-- START Listed entries --

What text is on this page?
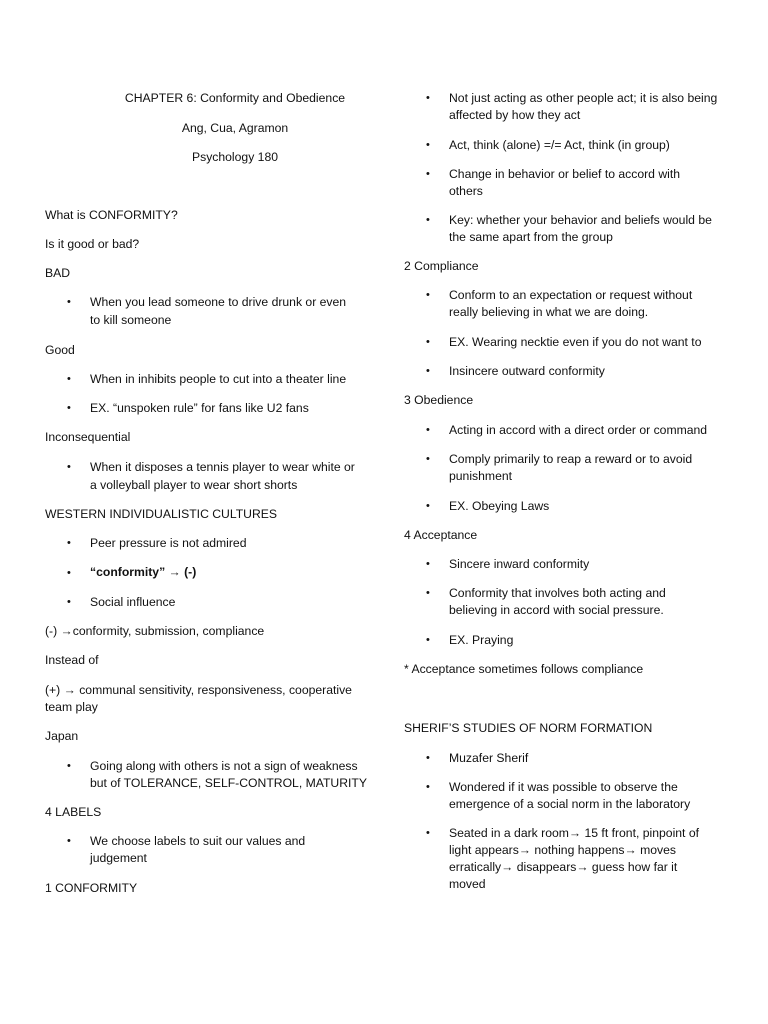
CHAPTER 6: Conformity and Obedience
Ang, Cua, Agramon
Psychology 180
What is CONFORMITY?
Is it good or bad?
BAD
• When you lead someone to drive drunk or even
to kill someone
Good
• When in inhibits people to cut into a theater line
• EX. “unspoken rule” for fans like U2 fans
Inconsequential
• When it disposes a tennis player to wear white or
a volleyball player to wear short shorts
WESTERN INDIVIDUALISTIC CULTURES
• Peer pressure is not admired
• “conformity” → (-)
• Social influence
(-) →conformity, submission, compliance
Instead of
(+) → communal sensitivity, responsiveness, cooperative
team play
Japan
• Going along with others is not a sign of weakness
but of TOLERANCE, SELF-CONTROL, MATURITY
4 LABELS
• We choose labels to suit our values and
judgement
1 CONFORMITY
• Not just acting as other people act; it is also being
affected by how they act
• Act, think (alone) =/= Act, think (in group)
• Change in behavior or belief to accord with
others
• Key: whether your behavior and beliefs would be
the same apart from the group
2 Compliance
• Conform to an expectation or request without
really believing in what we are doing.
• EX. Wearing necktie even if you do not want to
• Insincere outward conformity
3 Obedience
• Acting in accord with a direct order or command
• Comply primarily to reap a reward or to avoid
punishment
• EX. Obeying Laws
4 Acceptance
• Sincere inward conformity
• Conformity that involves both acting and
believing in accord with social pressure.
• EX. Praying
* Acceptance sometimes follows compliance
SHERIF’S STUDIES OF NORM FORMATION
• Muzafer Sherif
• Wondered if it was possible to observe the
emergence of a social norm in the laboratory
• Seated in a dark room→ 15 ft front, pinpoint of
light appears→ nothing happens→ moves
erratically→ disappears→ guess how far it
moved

-- END Listed entries --

Objective:
Note how many lines of the material contain the string "group". Then report that number by itself.

Output for this exercise:
2